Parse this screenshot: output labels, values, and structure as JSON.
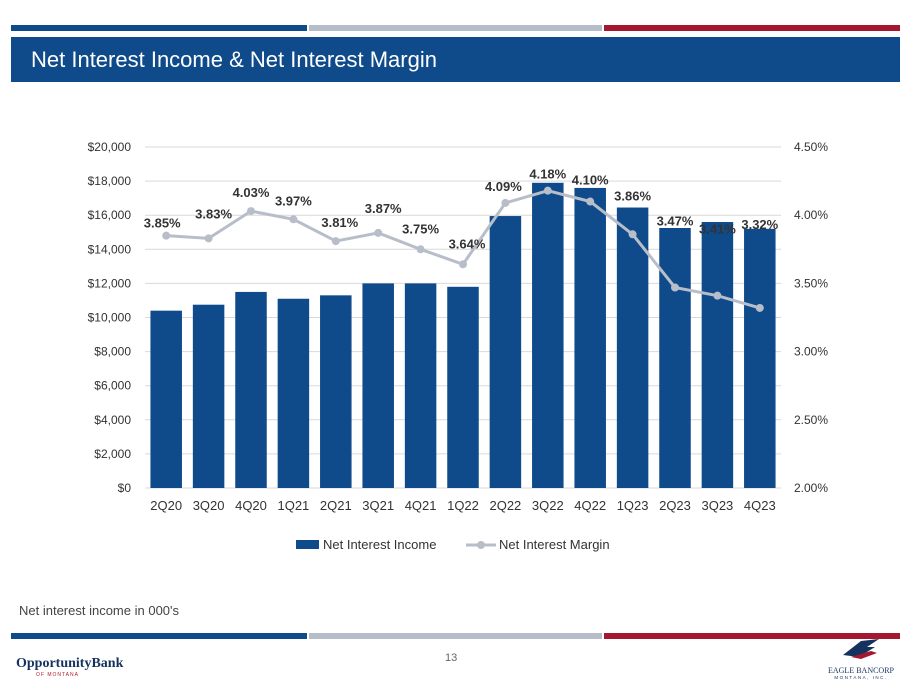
{
  "slide": {
    "title": "Net Interest Income & Net Interest Margin",
    "footnote": "Net interest income in 000's",
    "page_number": "13"
  },
  "branding": {
    "left_logo": {
      "name": "OpportunityBank",
      "sub": "OF MONTANA"
    },
    "right_logo": {
      "name": "EAGLE BANCORP",
      "sub": "MONTANA, INC."
    }
  },
  "colors": {
    "title_bar": "#0f4a8a",
    "bar": "#0f4a8a",
    "line": "#b8bec9",
    "stripe_blue": "#0f4a8a",
    "stripe_gray": "#b8bec9",
    "stripe_red": "#a3172f"
  },
  "chart_data": {
    "type": "bar",
    "categories": [
      "2Q20",
      "3Q20",
      "4Q20",
      "1Q21",
      "2Q21",
      "3Q21",
      "4Q21",
      "1Q22",
      "2Q22",
      "3Q22",
      "4Q22",
      "1Q23",
      "2Q23",
      "3Q23",
      "4Q23"
    ],
    "series": [
      {
        "name": "Net Interest Income",
        "type": "bar",
        "axis": "left",
        "values": [
          10400,
          10750,
          11500,
          11100,
          11300,
          12000,
          12000,
          11800,
          15950,
          17900,
          17600,
          16450,
          15250,
          15600,
          15200
        ]
      },
      {
        "name": "Net Interest Margin",
        "type": "line",
        "axis": "right",
        "values": [
          3.85,
          3.83,
          4.03,
          3.97,
          3.81,
          3.87,
          3.75,
          3.64,
          4.09,
          4.18,
          4.1,
          3.86,
          3.47,
          3.41,
          3.32
        ],
        "labels": [
          "3.85%",
          "3.83%",
          "4.03%",
          "3.97%",
          "3.81%",
          "3.87%",
          "3.75%",
          "3.64%",
          "4.09%",
          "4.18%",
          "4.10%",
          "3.86%",
          "3.47%",
          "3.41%",
          "3.32%"
        ]
      }
    ],
    "y_left": {
      "ylim": [
        0,
        20000
      ],
      "ticks": [
        0,
        2000,
        4000,
        6000,
        8000,
        10000,
        12000,
        14000,
        16000,
        18000,
        20000
      ],
      "tick_labels": [
        "$0",
        "$2,000",
        "$4,000",
        "$6,000",
        "$8,000",
        "$10,000",
        "$12,000",
        "$14,000",
        "$16,000",
        "$18,000",
        "$20,000"
      ]
    },
    "y_right": {
      "ylim": [
        2.0,
        4.5
      ],
      "ticks": [
        2.0,
        2.5,
        3.0,
        3.5,
        4.0,
        4.5
      ],
      "tick_labels": [
        "2.00%",
        "2.50%",
        "3.00%",
        "3.50%",
        "4.00%",
        "4.50%"
      ]
    },
    "grid": true,
    "legend": "bottom"
  }
}
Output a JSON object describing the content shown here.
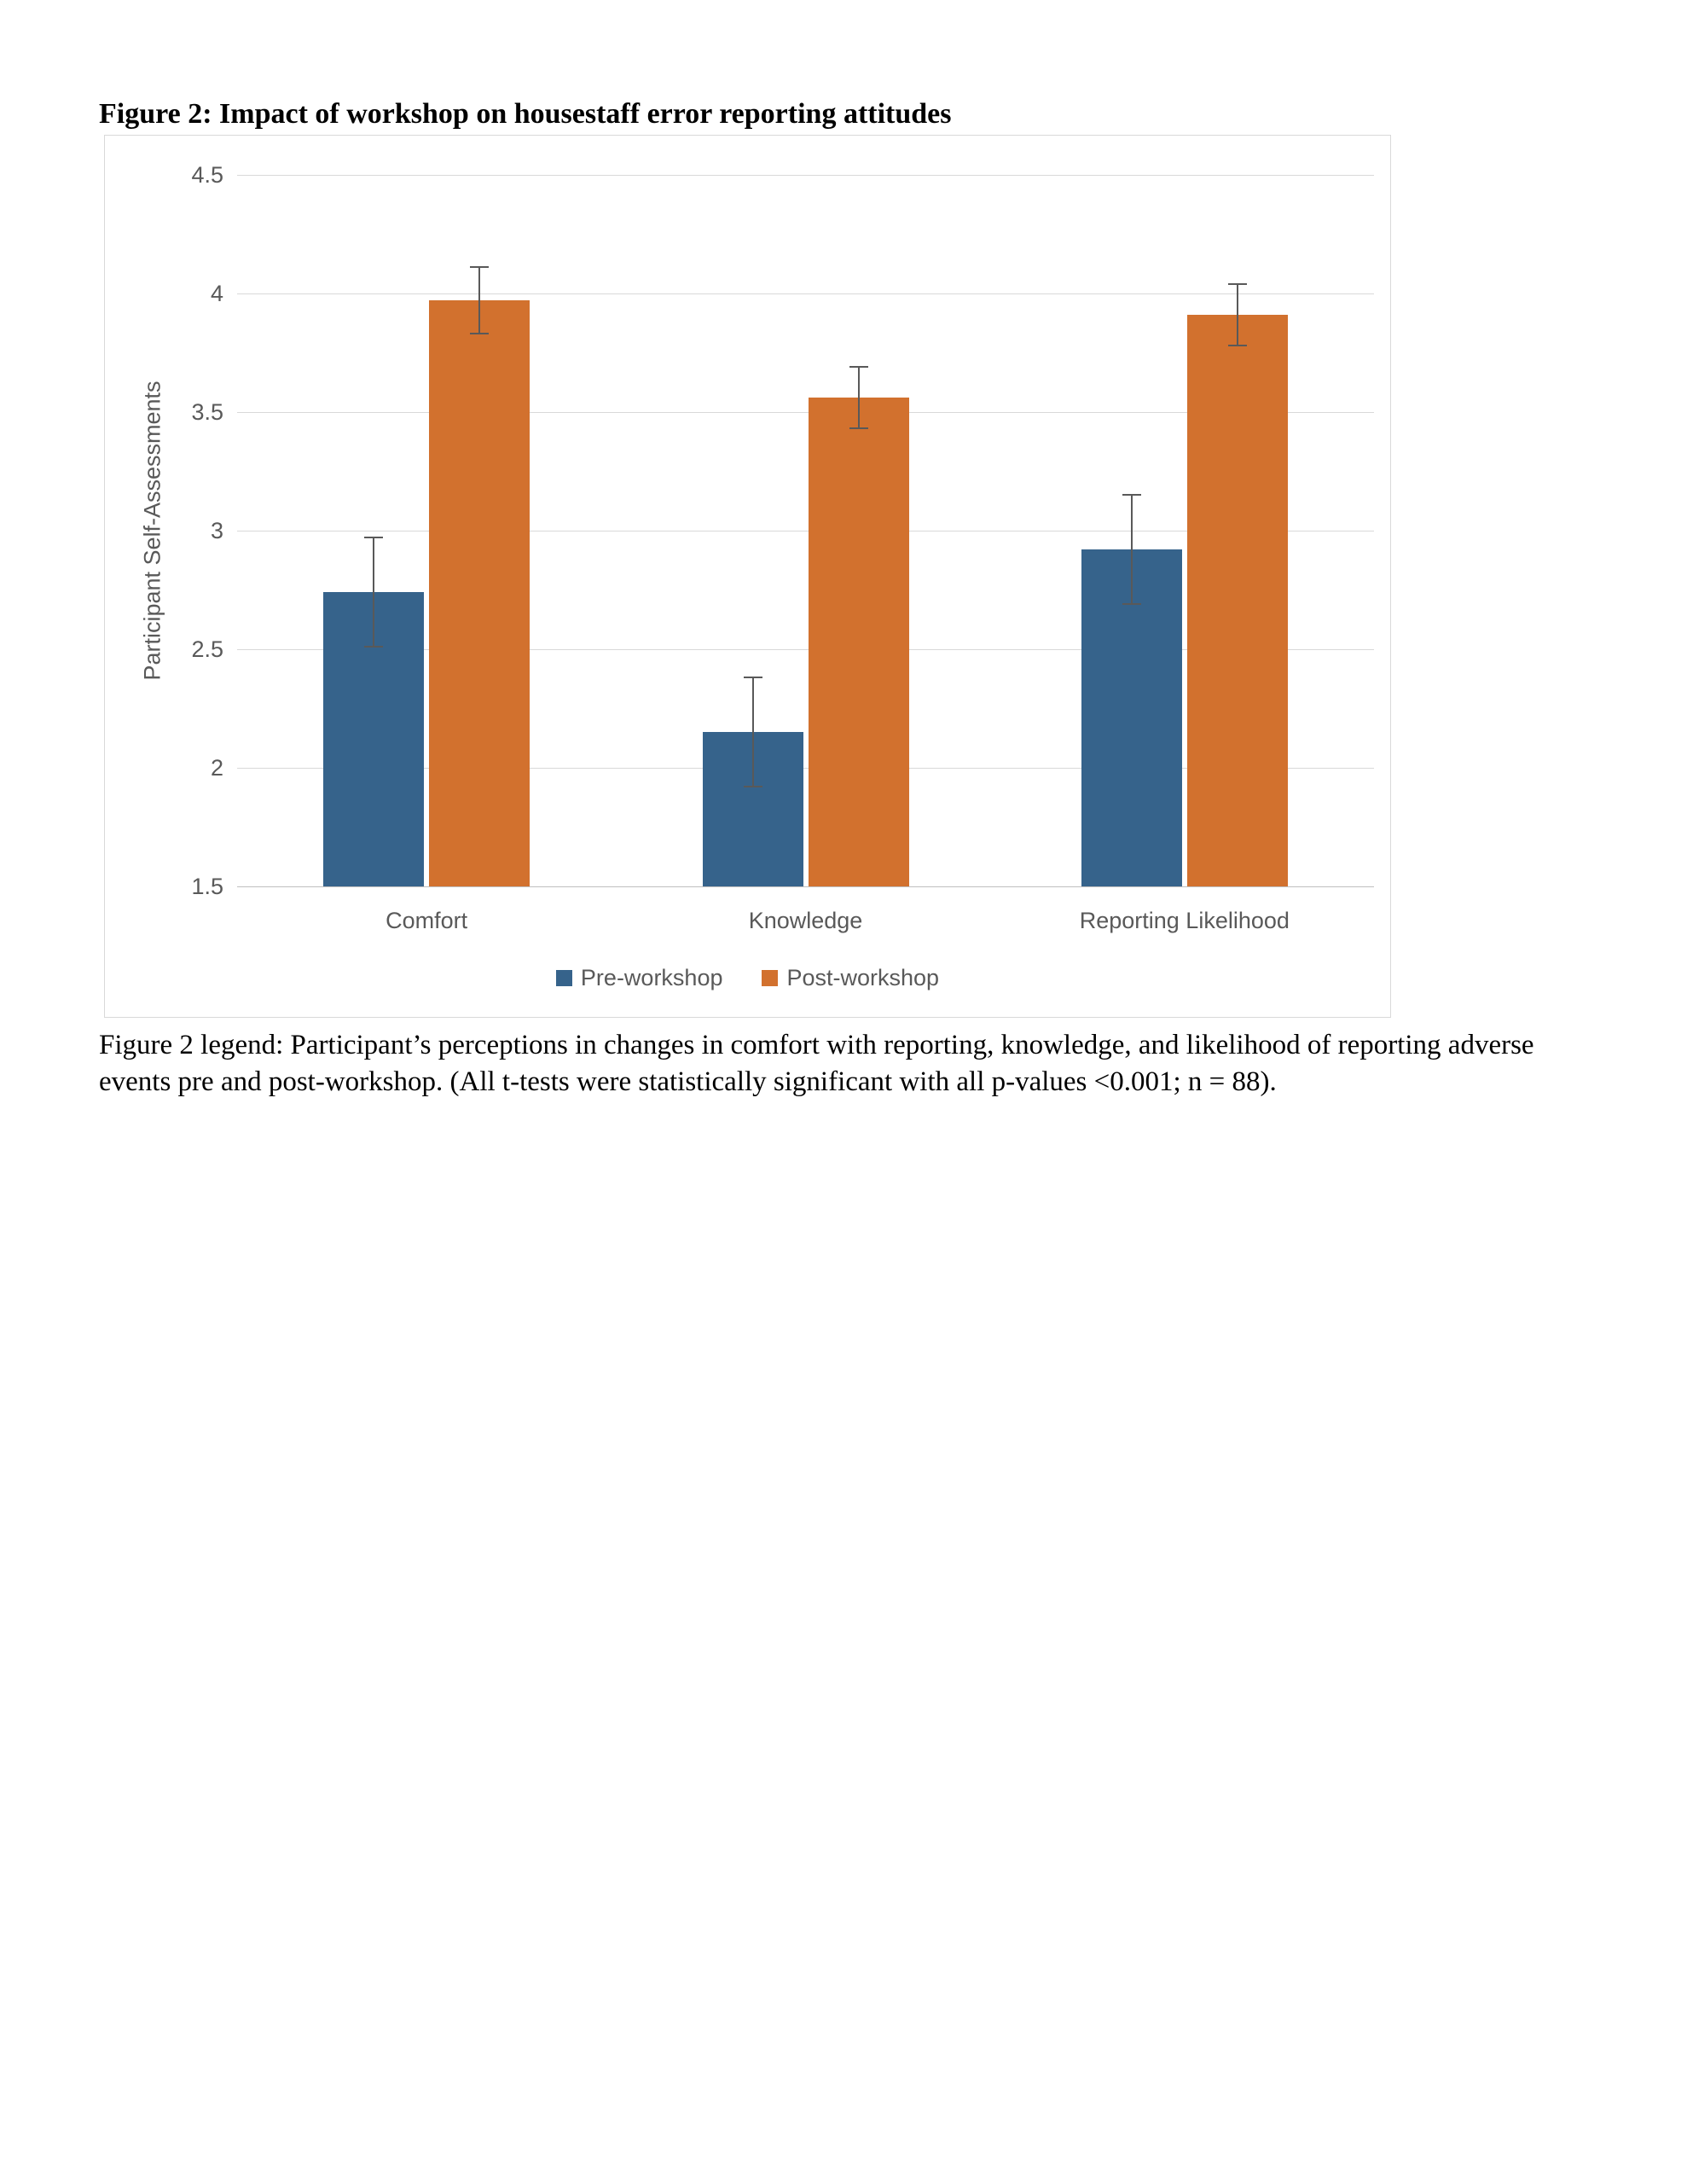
{
  "page": {
    "title": "Figure 2: Impact of workshop on housestaff error reporting attitudes",
    "caption": "Figure 2 legend: Participant’s perceptions in changes in comfort with reporting, knowledge, and likelihood of reporting adverse events pre and post-workshop. (All t-tests were statistically significant with all p-values <0.001; n = 88)."
  },
  "chart_data": {
    "type": "bar",
    "categories": [
      "Comfort",
      "Knowledge",
      "Reporting Likelihood"
    ],
    "series": [
      {
        "name": "Pre-workshop",
        "color": "#36638b",
        "values": [
          2.74,
          2.15,
          2.92
        ],
        "errors": [
          0.23,
          0.23,
          0.23
        ]
      },
      {
        "name": "Post-workshop",
        "color": "#d2712e",
        "values": [
          3.97,
          3.56,
          3.91
        ],
        "errors": [
          0.14,
          0.13,
          0.13
        ]
      }
    ],
    "title": "",
    "xlabel": "",
    "ylabel": "Participant Self-Assessments",
    "ylim": [
      1.5,
      4.5
    ],
    "ytick_step": 0.5,
    "yticks": [
      "1.5",
      "2",
      "2.5",
      "3",
      "3.5",
      "4",
      "4.5"
    ],
    "grid": true,
    "legend_position": "bottom",
    "error_bar_color": "#595959",
    "gridline_color": "#d9d9d9",
    "axis_label_color": "#595959"
  }
}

TASK REQUIREMENTS:
Pictures are to be left out; repeat all the remaining data exactly.

CORRECT RESULT:
Parse this screenshot: output labels, values, and structure as JSON.
{
  "slide": {
    "title": "Net Interest Income & Net Interest Margin",
    "footnote": "Net interest income in 000's",
    "page_number": "13"
  },
  "branding": {
    "left_logo": {
      "name": "OpportunityBank",
      "sub": "OF MONTANA"
    },
    "right_logo": {
      "name": "EAGLE BANCORP",
      "sub": "MONTANA, INC."
    }
  },
  "colors": {
    "title_bar": "#0f4a8a",
    "bar": "#0f4a8a",
    "line": "#b8bec9",
    "stripe_blue": "#0f4a8a",
    "stripe_gray": "#b8bec9",
    "stripe_red": "#a3172f"
  },
  "chart_data": {
    "type": "bar",
    "categories": [
      "2Q20",
      "3Q20",
      "4Q20",
      "1Q21",
      "2Q21",
      "3Q21",
      "4Q21",
      "1Q22",
      "2Q22",
      "3Q22",
      "4Q22",
      "1Q23",
      "2Q23",
      "3Q23",
      "4Q23"
    ],
    "series": [
      {
        "name": "Net Interest Income",
        "type": "bar",
        "axis": "left",
        "values": [
          10400,
          10750,
          11500,
          11100,
          11300,
          12000,
          12000,
          11800,
          15950,
          17900,
          17600,
          16450,
          15250,
          15600,
          15200
        ]
      },
      {
        "name": "Net Interest Margin",
        "type": "line",
        "axis": "right",
        "values": [
          3.85,
          3.83,
          4.03,
          3.97,
          3.81,
          3.87,
          3.75,
          3.64,
          4.09,
          4.18,
          4.1,
          3.86,
          3.47,
          3.41,
          3.32
        ],
        "labels": [
          "3.85%",
          "3.83%",
          "4.03%",
          "3.97%",
          "3.81%",
          "3.87%",
          "3.75%",
          "3.64%",
          "4.09%",
          "4.18%",
          "4.10%",
          "3.86%",
          "3.47%",
          "3.41%",
          "3.32%"
        ]
      }
    ],
    "y_left": {
      "ylim": [
        0,
        20000
      ],
      "ticks": [
        0,
        2000,
        4000,
        6000,
        8000,
        10000,
        12000,
        14000,
        16000,
        18000,
        20000
      ],
      "tick_labels": [
        "$0",
        "$2,000",
        "$4,000",
        "$6,000",
        "$8,000",
        "$10,000",
        "$12,000",
        "$14,000",
        "$16,000",
        "$18,000",
        "$20,000"
      ]
    },
    "y_right": {
      "ylim": [
        2.0,
        4.5
      ],
      "ticks": [
        2.0,
        2.5,
        3.0,
        3.5,
        4.0,
        4.5
      ],
      "tick_labels": [
        "2.00%",
        "2.50%",
        "3.00%",
        "3.50%",
        "4.00%",
        "4.50%"
      ]
    },
    "grid": true,
    "legend": "bottom"
  }
}
Output a JSON object describing the content shown here.
{
  "page": {
    "title": "Figure 2: Impact of workshop on housestaff error reporting attitudes",
    "caption": "Figure 2 legend: Participant’s perceptions in changes in comfort with reporting, knowledge, and likelihood of reporting adverse events pre and post-workshop. (All t-tests were statistically significant with all p-values <0.001; n = 88)."
  },
  "chart_data": {
    "type": "bar",
    "categories": [
      "Comfort",
      "Knowledge",
      "Reporting Likelihood"
    ],
    "series": [
      {
        "name": "Pre-workshop",
        "color": "#36638b",
        "values": [
          2.74,
          2.15,
          2.92
        ],
        "errors": [
          0.23,
          0.23,
          0.23
        ]
      },
      {
        "name": "Post-workshop",
        "color": "#d2712e",
        "values": [
          3.97,
          3.56,
          3.91
        ],
        "errors": [
          0.14,
          0.13,
          0.13
        ]
      }
    ],
    "title": "",
    "xlabel": "",
    "ylabel": "Participant Self-Assessments",
    "ylim": [
      1.5,
      4.5
    ],
    "ytick_step": 0.5,
    "yticks": [
      "1.5",
      "2",
      "2.5",
      "3",
      "3.5",
      "4",
      "4.5"
    ],
    "grid": true,
    "legend_position": "bottom",
    "error_bar_color": "#595959",
    "gridline_color": "#d9d9d9",
    "axis_label_color": "#595959"
  }
}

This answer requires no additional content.